§ **Aim of the task**: Gather every line that includes the word "child", please.

### Dataset records

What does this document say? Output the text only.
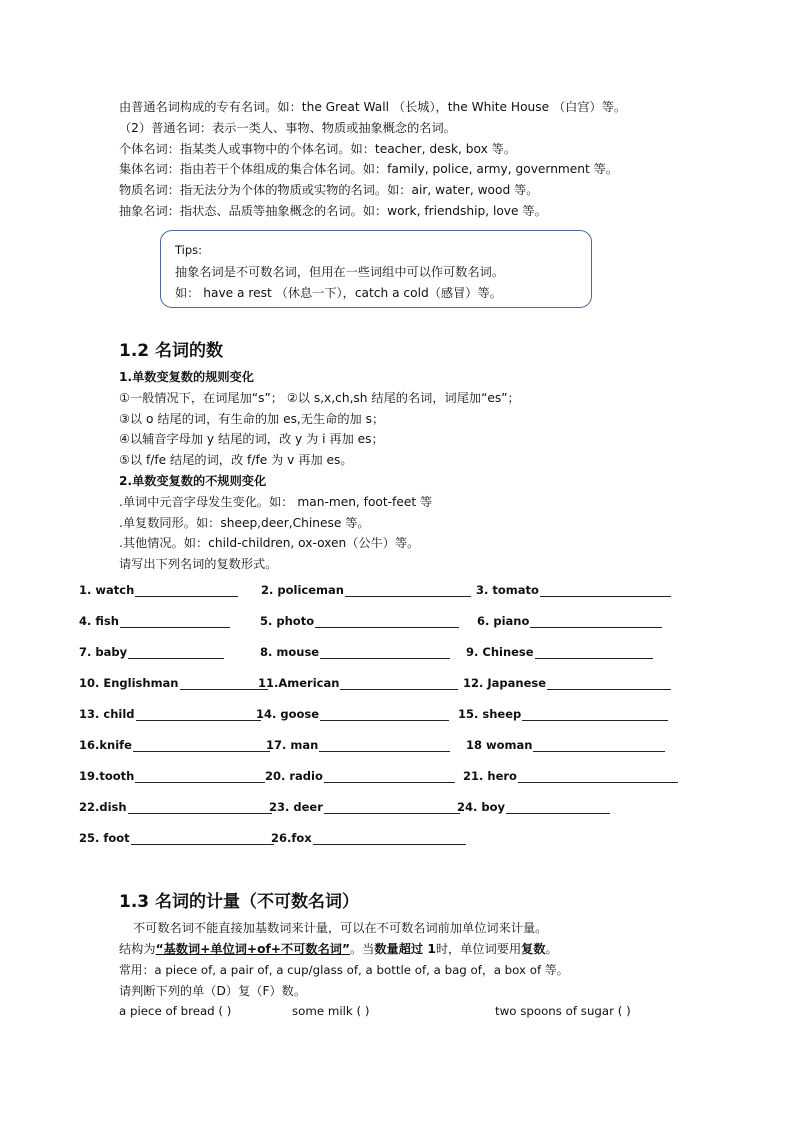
由普通名词构成的专有名词。如：the Great Wall （长城），the White House （白宫）等。
（2）普通名词：表示一类人、事物、物质或抽象概念的名词。
个体名词：指某类人或事物中的个体名词。如：teacher, desk, box 等。
集体名词：指由若干个体组成的集合体名词。如：family, police, army, government 等。
物质名词：指无法分为个体的物质或实物的名词。如：air, water, wood 等。
抽象名词：指状态、品质等抽象概念的名词。如：work, friendship, love 等。
Tips:
抽象名词是不可数名词，但用在一些词组中可以作可数名词。
如： have a rest （休息一下），catch a cold（感冒）等。
1.2 名词的数
1.单数变复数的规则变化
①一般情况下，在词尾加“s”； ②以 s,x,ch,sh 结尾的名词，词尾加“es”；
③以 o 结尾的词，有生命的加 es,无生命的加 s；
④以辅音字母加 y 结尾的词，改 y 为 i 再加 es；
⑤以 f/fe 结尾的词，改 f/fe 为 v 再加 es。
2.单数变复数的不规则变化
.单词中元音字母发生变化。如： man-men, foot-feet 等
.单复数同形。如：sheep,deer,Chinese 等。
.其他情况。如：child-children, ox-oxen（公牛）等。
请写出下列名词的复数形式。
1. watch	2. policeman	3. tomato
4. fish	5. photo	6. piano
7. baby	8. mouse	9. Chinese
10. Englishman	11.American	12. Japanese
13. child	14. goose	15. sheep
16.knife	17. man	18 woman
19.tooth	20. radio	21. hero
22.dish	23. deer	24. boy
25. foot	26.fox
1.3 名词的计量（不可数名词）
不可数名词不能直接加基数词来计量，可以在不可数名词前加单位词来计量。
结构为“基数词+单位词+of+不可数名词”。当数量超过 1时，单位词要用复数。
常用：a piece of, a pair of, a cup/glass of, a bottle of, a bag of，a box of 等。
请判断下列的单（D）复（F）数。
a piece of bread ( )	some milk ( )	two spoons of sugar ( )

######

§ **Output**:
.其他情况。如：child-children, ox-oxen（公牛）等。
13. child	14. goose	15. sheep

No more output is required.